[Data entries]

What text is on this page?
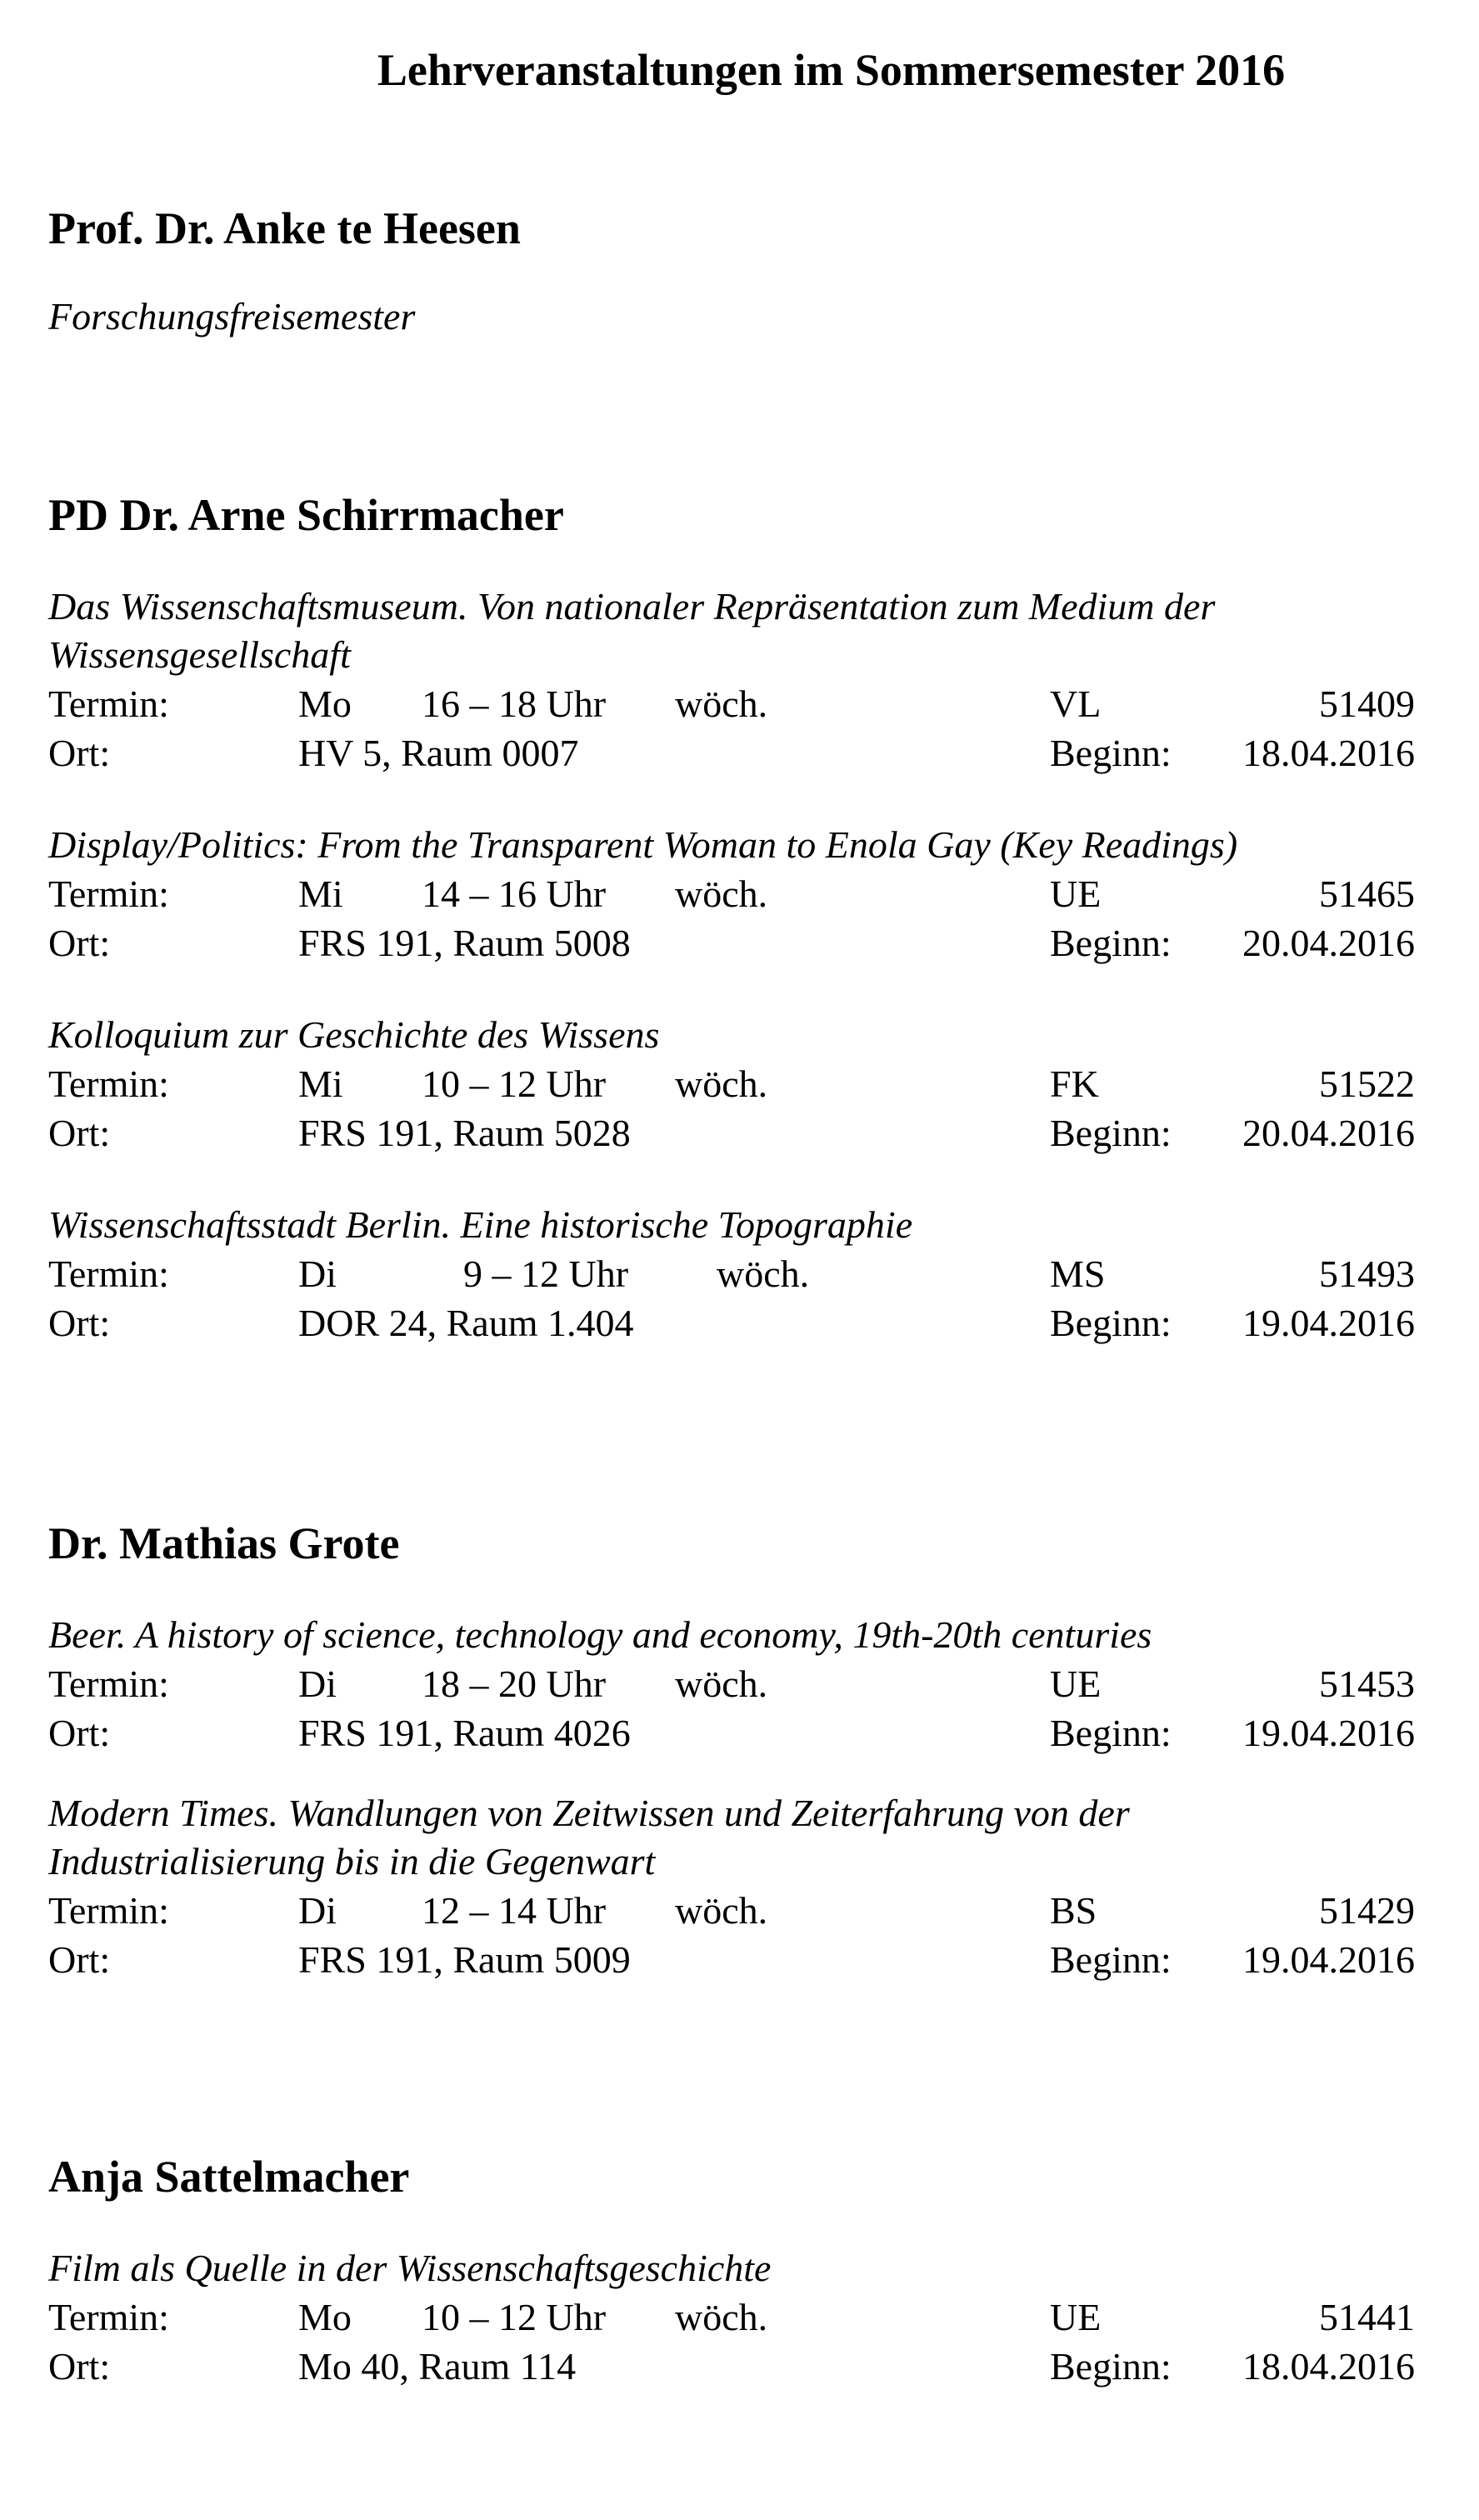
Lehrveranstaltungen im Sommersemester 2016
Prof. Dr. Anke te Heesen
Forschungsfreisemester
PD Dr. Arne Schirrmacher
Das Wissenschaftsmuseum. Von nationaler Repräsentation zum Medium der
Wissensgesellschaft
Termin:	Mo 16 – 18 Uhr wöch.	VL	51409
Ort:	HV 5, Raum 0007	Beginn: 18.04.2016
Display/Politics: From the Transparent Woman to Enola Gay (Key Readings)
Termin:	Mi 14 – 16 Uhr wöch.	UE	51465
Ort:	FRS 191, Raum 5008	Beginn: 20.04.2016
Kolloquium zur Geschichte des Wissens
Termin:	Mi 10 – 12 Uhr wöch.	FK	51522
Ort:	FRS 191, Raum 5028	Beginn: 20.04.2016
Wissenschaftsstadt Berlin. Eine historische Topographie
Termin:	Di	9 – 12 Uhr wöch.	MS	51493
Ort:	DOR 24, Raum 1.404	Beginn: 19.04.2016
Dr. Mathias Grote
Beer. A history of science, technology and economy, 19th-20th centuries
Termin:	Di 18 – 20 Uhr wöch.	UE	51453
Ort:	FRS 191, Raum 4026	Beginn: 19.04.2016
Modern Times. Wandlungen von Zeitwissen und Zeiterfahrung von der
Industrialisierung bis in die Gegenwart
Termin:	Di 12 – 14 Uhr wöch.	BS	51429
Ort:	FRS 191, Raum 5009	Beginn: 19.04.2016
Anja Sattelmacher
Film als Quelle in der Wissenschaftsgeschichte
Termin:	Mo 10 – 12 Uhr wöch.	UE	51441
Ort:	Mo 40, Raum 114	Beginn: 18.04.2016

...

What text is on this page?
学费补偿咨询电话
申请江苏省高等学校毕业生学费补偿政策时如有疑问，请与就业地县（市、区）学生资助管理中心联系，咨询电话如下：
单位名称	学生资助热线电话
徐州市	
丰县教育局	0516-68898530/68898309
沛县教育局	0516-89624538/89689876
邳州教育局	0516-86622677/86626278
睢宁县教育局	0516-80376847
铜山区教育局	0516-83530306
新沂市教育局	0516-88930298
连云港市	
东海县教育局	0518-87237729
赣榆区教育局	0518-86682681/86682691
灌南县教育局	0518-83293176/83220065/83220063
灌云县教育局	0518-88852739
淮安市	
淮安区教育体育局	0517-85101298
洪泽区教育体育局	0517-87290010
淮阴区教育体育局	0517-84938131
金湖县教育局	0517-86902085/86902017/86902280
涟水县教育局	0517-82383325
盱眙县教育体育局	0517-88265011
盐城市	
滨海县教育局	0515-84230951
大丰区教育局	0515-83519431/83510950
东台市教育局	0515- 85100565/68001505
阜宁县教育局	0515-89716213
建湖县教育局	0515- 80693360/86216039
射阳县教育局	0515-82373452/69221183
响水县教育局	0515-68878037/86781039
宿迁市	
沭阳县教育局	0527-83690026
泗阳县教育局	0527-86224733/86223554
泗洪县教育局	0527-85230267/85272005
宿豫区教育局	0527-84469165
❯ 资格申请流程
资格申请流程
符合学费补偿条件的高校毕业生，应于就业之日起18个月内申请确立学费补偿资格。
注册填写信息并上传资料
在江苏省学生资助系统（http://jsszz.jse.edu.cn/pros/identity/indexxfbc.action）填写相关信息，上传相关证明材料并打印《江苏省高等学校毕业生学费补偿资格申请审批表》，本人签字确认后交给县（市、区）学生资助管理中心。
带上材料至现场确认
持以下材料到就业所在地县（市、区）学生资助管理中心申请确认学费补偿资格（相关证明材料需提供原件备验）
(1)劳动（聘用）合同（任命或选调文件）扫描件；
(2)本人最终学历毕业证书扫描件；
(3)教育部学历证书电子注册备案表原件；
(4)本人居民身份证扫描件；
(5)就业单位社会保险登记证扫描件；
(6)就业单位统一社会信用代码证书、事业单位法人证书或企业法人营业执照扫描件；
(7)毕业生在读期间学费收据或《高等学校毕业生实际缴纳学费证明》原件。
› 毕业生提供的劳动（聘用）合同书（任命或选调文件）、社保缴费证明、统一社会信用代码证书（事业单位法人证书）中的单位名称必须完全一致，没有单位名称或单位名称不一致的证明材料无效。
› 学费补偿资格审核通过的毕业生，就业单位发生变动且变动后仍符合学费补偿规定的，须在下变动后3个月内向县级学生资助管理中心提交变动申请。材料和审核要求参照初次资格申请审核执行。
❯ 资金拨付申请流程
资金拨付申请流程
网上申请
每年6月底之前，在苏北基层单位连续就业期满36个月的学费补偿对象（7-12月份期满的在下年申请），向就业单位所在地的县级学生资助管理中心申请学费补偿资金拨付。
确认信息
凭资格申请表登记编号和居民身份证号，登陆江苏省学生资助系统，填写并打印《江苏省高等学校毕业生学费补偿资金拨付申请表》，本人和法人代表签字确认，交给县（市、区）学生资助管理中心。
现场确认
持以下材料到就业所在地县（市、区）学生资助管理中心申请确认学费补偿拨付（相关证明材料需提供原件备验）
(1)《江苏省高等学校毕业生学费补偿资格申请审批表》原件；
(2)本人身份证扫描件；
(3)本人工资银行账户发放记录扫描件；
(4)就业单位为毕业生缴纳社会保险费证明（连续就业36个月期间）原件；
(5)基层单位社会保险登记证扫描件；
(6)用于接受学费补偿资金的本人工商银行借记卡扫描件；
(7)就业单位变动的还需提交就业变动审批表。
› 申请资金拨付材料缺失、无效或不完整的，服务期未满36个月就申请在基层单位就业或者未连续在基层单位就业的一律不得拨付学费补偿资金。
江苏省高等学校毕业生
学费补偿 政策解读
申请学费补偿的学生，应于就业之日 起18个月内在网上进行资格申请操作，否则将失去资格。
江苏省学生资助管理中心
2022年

==

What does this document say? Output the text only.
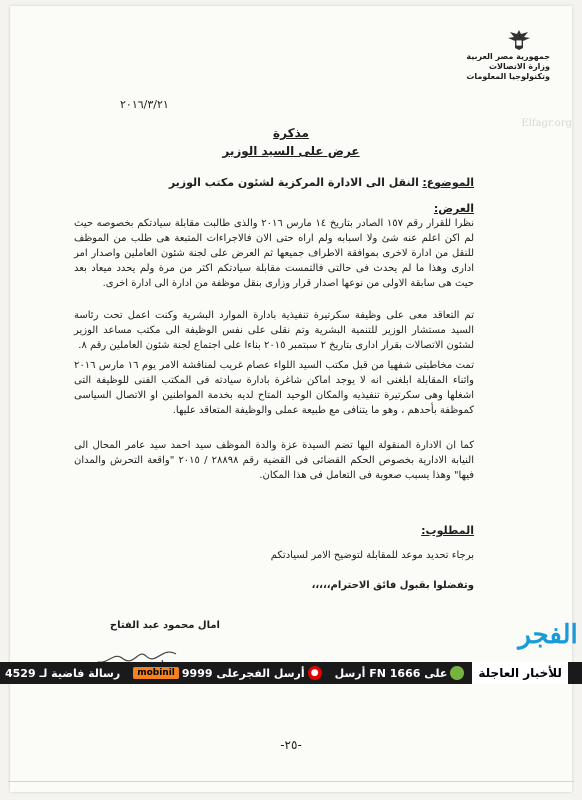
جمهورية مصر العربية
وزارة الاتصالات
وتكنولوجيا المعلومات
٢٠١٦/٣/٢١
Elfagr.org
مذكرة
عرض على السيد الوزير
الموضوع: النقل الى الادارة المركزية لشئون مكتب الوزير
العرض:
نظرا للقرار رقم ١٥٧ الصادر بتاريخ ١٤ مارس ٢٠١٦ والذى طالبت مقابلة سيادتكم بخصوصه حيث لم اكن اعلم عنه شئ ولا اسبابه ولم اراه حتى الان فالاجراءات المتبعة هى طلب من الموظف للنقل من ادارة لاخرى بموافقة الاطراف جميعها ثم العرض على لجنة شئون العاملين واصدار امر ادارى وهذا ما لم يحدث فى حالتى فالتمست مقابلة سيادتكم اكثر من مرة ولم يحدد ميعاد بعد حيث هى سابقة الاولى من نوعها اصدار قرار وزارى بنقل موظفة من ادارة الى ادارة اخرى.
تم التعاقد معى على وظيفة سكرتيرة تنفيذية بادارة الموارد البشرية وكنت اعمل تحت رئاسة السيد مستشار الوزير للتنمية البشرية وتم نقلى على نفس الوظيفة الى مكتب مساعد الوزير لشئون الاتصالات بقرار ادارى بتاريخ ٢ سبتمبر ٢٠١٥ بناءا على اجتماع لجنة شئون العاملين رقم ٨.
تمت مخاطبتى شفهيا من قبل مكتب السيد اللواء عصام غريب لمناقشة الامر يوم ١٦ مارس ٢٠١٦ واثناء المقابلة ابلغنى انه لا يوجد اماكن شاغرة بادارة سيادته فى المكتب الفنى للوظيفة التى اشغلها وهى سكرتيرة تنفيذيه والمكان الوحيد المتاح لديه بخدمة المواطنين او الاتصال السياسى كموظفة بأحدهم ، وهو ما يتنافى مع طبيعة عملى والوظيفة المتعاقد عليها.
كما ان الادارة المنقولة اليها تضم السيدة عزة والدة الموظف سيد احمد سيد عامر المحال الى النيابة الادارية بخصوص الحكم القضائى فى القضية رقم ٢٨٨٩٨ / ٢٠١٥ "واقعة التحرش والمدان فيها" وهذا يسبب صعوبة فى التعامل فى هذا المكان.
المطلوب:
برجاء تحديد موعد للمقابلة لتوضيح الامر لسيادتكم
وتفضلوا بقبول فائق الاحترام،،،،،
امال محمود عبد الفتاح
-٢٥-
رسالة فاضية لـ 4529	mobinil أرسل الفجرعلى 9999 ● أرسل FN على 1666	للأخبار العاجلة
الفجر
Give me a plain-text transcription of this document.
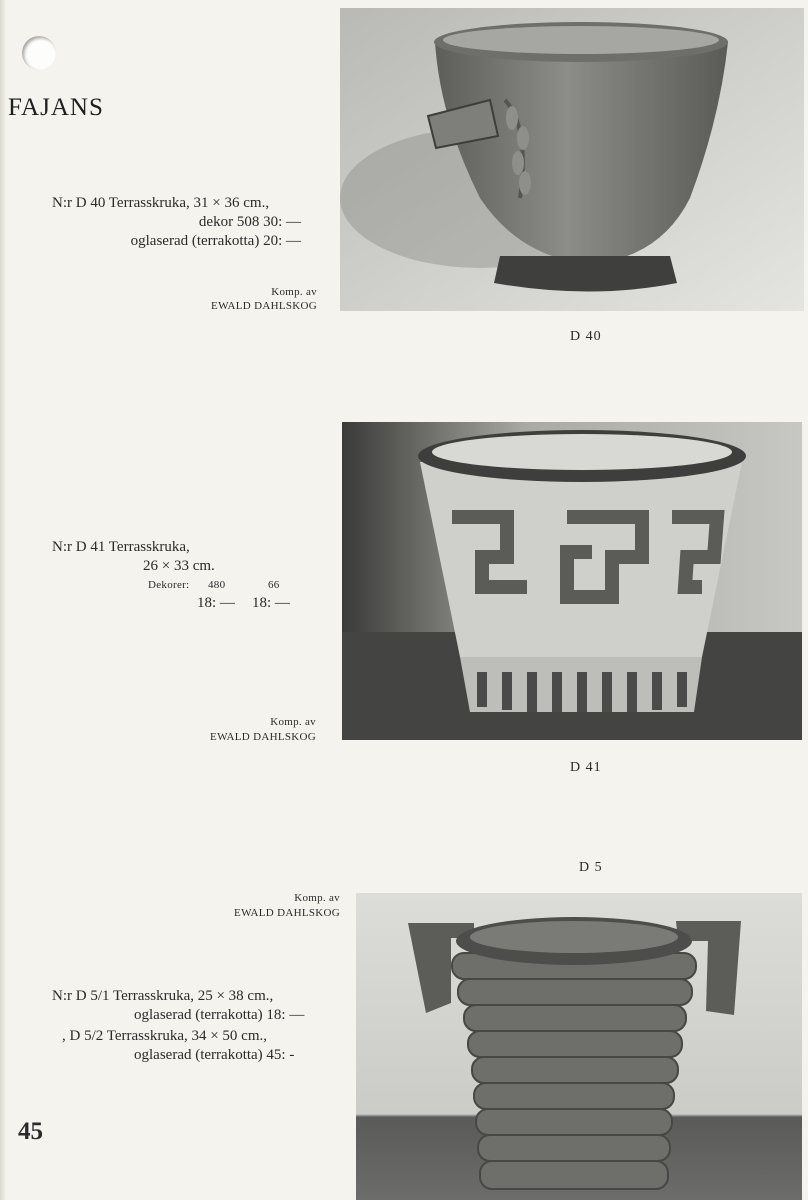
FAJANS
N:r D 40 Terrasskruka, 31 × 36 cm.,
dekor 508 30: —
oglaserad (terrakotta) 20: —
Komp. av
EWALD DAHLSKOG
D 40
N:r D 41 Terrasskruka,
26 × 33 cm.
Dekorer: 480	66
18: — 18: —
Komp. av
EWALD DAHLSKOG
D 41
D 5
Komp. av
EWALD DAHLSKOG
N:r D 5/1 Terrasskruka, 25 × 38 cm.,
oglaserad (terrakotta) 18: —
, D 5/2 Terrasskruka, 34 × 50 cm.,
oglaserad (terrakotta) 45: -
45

◆ EXERCISE GOAL
Reproduce every line of the listing above in which the string "持以下材料到就业所在地县" appears.

◆ ANSWER TO THE EXERCISE
持以下材料到就业所在地县（市、区）学生资助管理中心申请确认学费补偿资格（相关证明材料需提供原件备验）
持以下材料到就业所在地县（市、区）学生资助管理中心申请确认学费补偿拨付（相关证明材料需提供原件备验）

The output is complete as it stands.